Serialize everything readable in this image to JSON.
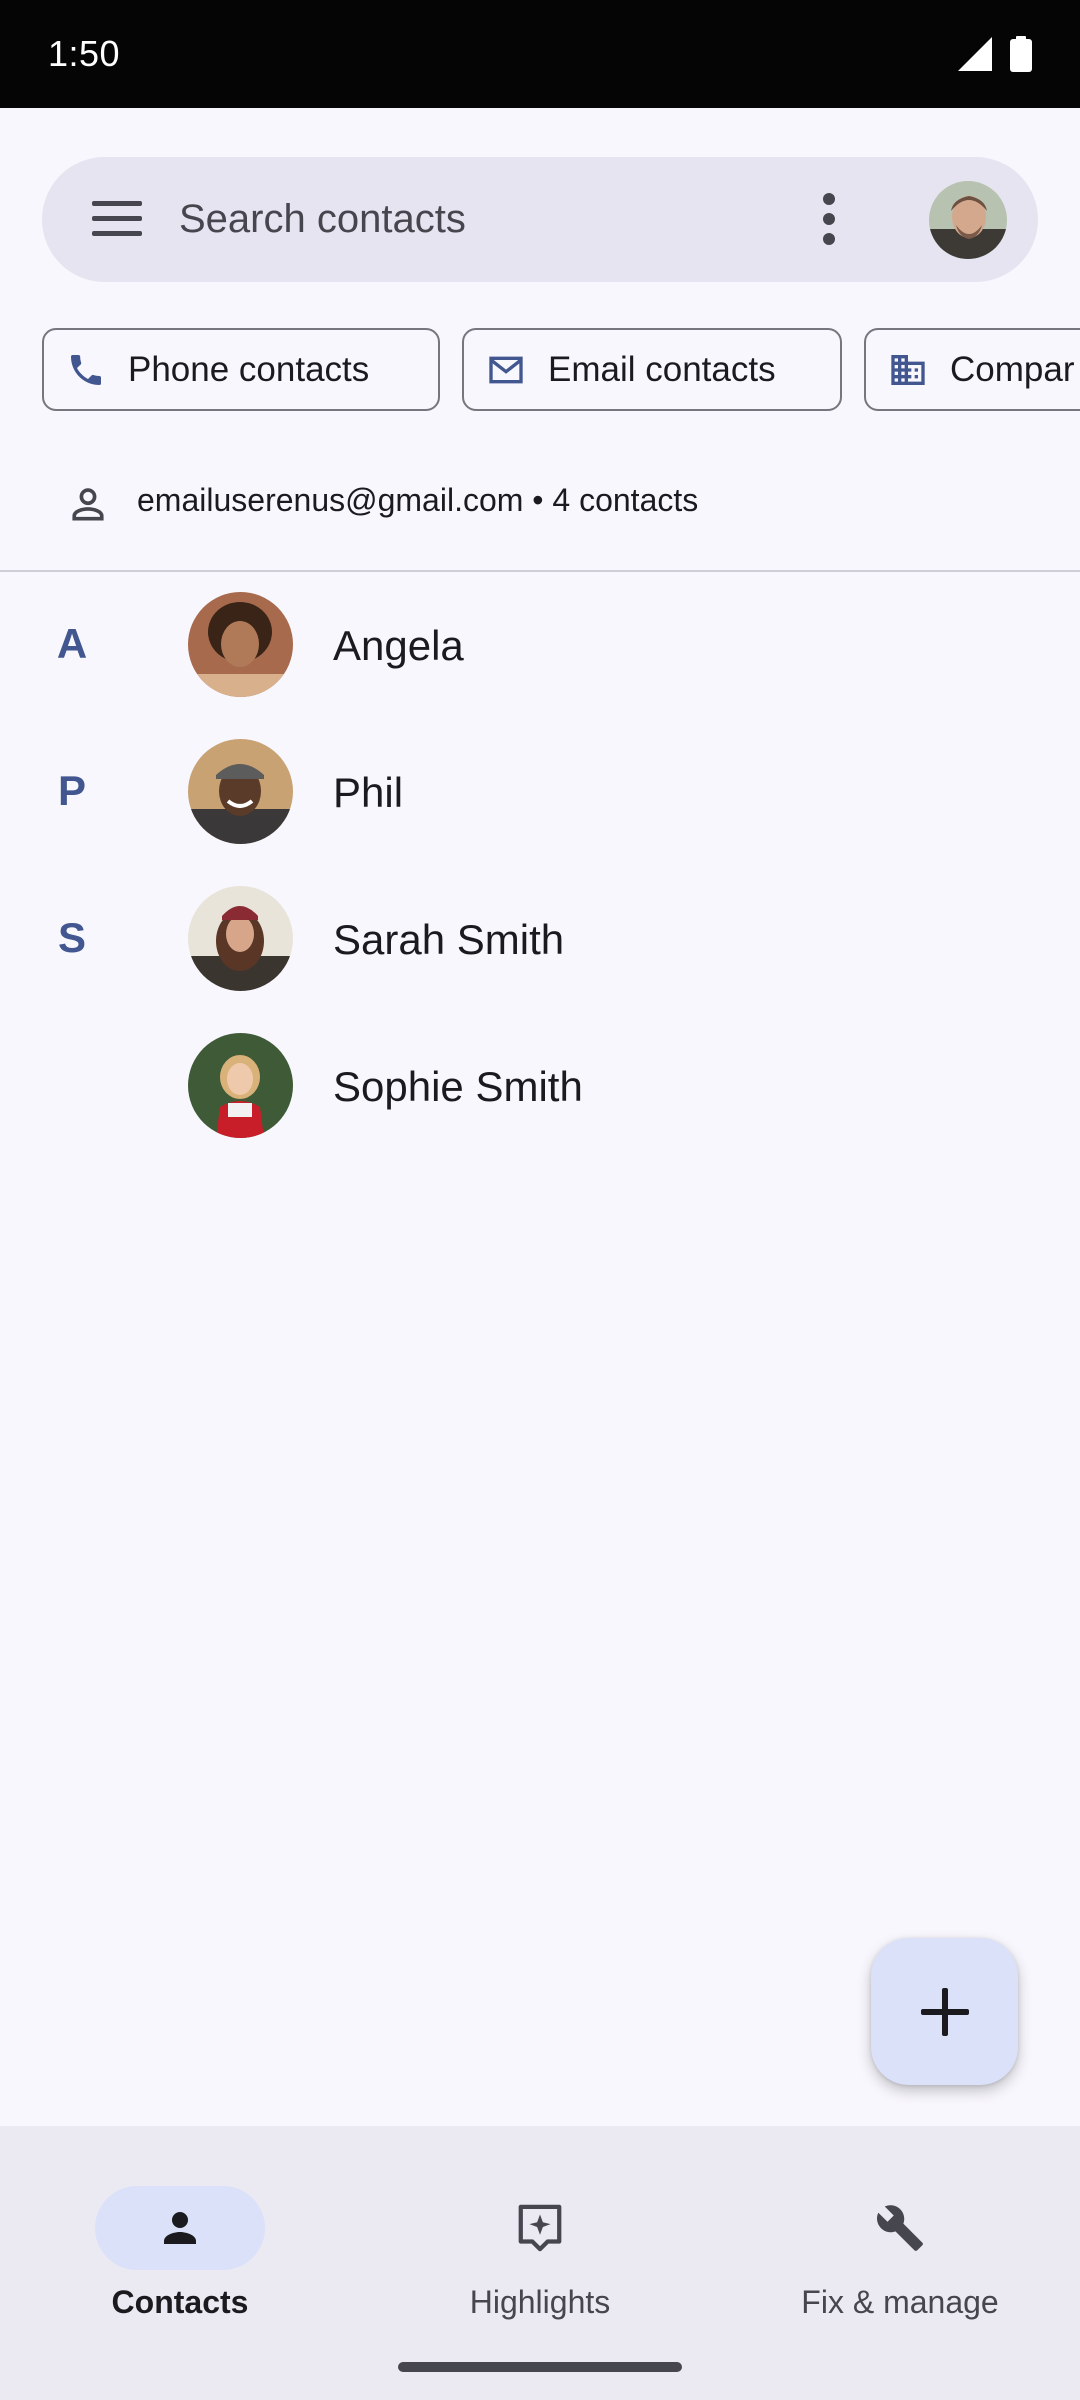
{
  "status_bar": {
    "time": "1:50",
    "icons": [
      "signal-icon",
      "battery-icon"
    ]
  },
  "search": {
    "placeholder": "Search contacts",
    "icons": [
      "menu-icon",
      "more-vert-icon",
      "account-avatar"
    ]
  },
  "filter_chips": [
    {
      "label": "Phone contacts",
      "icon": "phone-icon"
    },
    {
      "label": "Email contacts",
      "icon": "mail-icon"
    },
    {
      "label": "Compar",
      "icon": "business-icon"
    }
  ],
  "account": {
    "label": "emailuserenus@gmail.com • 4 contacts",
    "icon": "person-outline-icon"
  },
  "contacts": [
    {
      "letter": "A",
      "name": "Angela"
    },
    {
      "letter": "P",
      "name": "Phil"
    },
    {
      "letter": "S",
      "name": "Sarah Smith"
    },
    {
      "letter": "",
      "name": "Sophie Smith"
    }
  ],
  "fab": {
    "icon": "add-icon"
  },
  "bottom_nav": {
    "items": [
      {
        "label": "Contacts",
        "icon": "person-icon",
        "active": true
      },
      {
        "label": "Highlights",
        "icon": "highlights-icon",
        "active": false
      },
      {
        "label": "Fix & manage",
        "icon": "wrench-icon",
        "active": false
      }
    ]
  },
  "colors": {
    "background": "#f8f7fd",
    "search_bar": "#e5e4f0",
    "section_letter": "#42568f",
    "accent_container": "#dbe1f9",
    "nav_background": "#ebeaf3"
  }
}
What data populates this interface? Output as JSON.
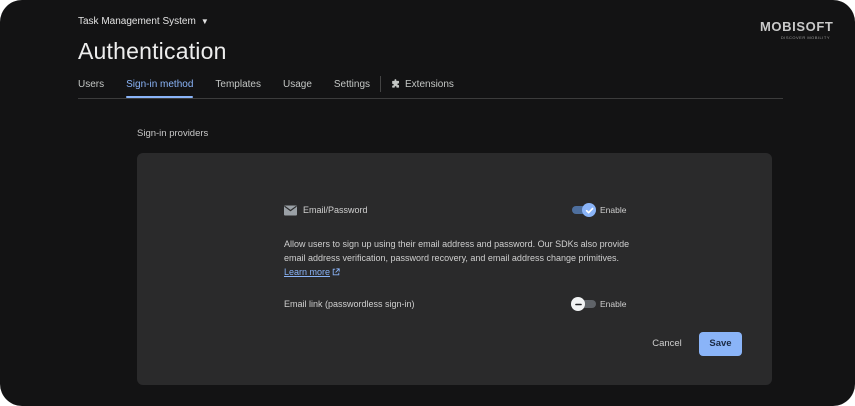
{
  "header": {
    "project_name": "Task Management System",
    "page_title": "Authentication"
  },
  "logo": {
    "wordmark": "MOBISOFT",
    "tagline": "DISCOVER MOBILITY"
  },
  "tabs": [
    {
      "label": "Users",
      "active": false
    },
    {
      "label": "Sign-in method",
      "active": true
    },
    {
      "label": "Templates",
      "active": false
    },
    {
      "label": "Usage",
      "active": false
    },
    {
      "label": "Settings",
      "active": false
    },
    {
      "label": "Extensions",
      "active": false,
      "icon": "puzzle-piece-icon"
    }
  ],
  "main": {
    "section_label": "Sign-in providers"
  },
  "providers": {
    "email_password": {
      "icon": "mail-icon",
      "name": "Email/Password",
      "toggle_label": "Enable",
      "enabled": true,
      "description": "Allow users to sign up using their email address and password. Our SDKs also provide email address verification, password recovery, and email address change primitives.",
      "learn_more": "Learn more"
    },
    "email_link": {
      "name": "Email link (passwordless sign-in)",
      "toggle_label": "Enable",
      "enabled": false
    }
  },
  "actions": {
    "cancel_label": "Cancel",
    "save_label": "Save"
  },
  "colors": {
    "background": "#131314",
    "card": "#2a2a2b",
    "accent": "#8ab4f8",
    "text": "#e3e3e3"
  }
}
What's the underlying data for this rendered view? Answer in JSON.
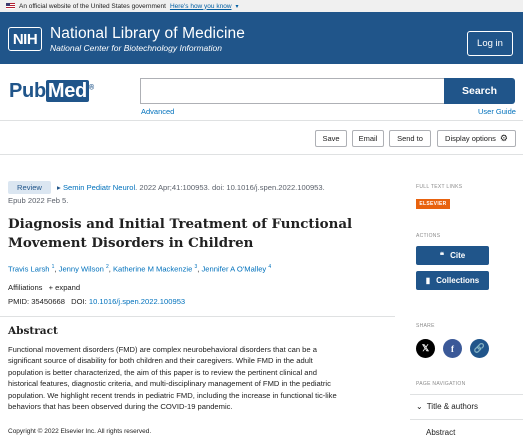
{
  "gov_banner": {
    "text": "An official website of the United States government",
    "link": "Here's how you know"
  },
  "header": {
    "logo": "NIH",
    "title": "National Library of Medicine",
    "subtitle": "National Center for Biotechnology Information",
    "login": "Log in"
  },
  "search": {
    "logo_pub": "Pub",
    "logo_med": "Med",
    "logo_reg": "®",
    "placeholder": "",
    "button": "Search",
    "advanced": "Advanced",
    "guide": "User Guide"
  },
  "toolbar": {
    "save": "Save",
    "email": "Email",
    "send_to": "Send to",
    "display": "Display options"
  },
  "article": {
    "type": "Review",
    "journal": "Semin Pediatr Neurol",
    "citation": ". 2022 Apr;41:100953. doi: 10.1016/j.spen.2022.100953.",
    "epub": "Epub 2022 Feb 5.",
    "title": "Diagnosis and Initial Treatment of Functional Movement Disorders in Children",
    "authors": [
      {
        "name": "Travis Larsh",
        "sup": "1"
      },
      {
        "name": "Jenny Wilson",
        "sup": "2"
      },
      {
        "name": "Katherine M Mackenzie",
        "sup": "3"
      },
      {
        "name": "Jennifer A O'Malley",
        "sup": "4"
      }
    ],
    "affiliations": "Affiliations",
    "expand": "expand",
    "pmid_label": "PMID: 35450668",
    "doi_label": "DOI:",
    "doi": "10.1016/j.spen.2022.100953",
    "abstract_heading": "Abstract",
    "abstract_lines": [
      "Functional movement disorders (FMD) are complex neurobehavioral disorders that can be a",
      "significant source of disability for both children and their caregivers. While FMD in the adult",
      "population is better characterized, the aim of this paper is to review the pertinent clinical and",
      "historical features, diagnostic criteria, and multi-disciplinary management of FMD in the pediatric",
      "population. We highlight recent trends in pediatric FMD, including the increase in functional tic-like",
      "behaviors that has been observed during the COVID-19 pandemic."
    ],
    "copyright": "Copyright © 2022 Elsevier Inc. All rights reserved."
  },
  "sidebar": {
    "full_text_label": "FULL TEXT LINKS",
    "elsevier": "ELSEVIER",
    "actions_label": "ACTIONS",
    "cite": "Cite",
    "collections": "Collections",
    "share_label": "SHARE",
    "page_nav_label": "PAGE NAVIGATION",
    "nav_title": "Title & authors",
    "nav_abstract": "Abstract"
  },
  "colors": {
    "brand": "#20558a",
    "link": "#0071bc",
    "elsevier": "#e8620e",
    "facebook": "#3b5998",
    "x": "#000000"
  }
}
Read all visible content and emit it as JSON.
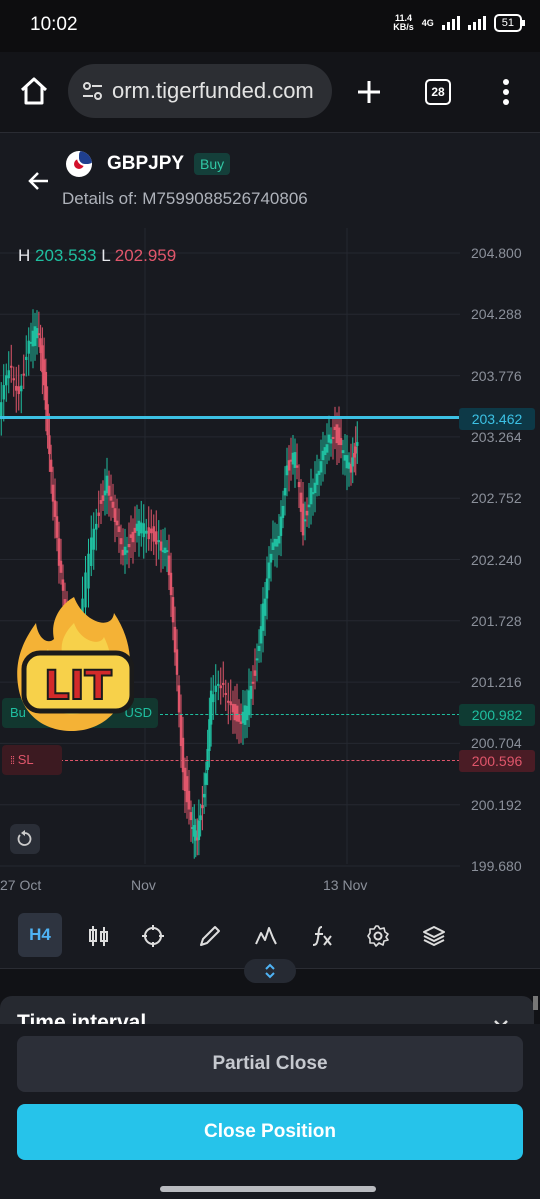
● ● ● ● ●
- Work to complete -
Copy, from the material above, each line in which the string "spen" occurs.

- Answer below -
    "citation": ". 2022 Apr;41:100953. doi: 10.1016/j.spen.2022.100953.",
    "doi": "10.1016/j.spen.2022.100953",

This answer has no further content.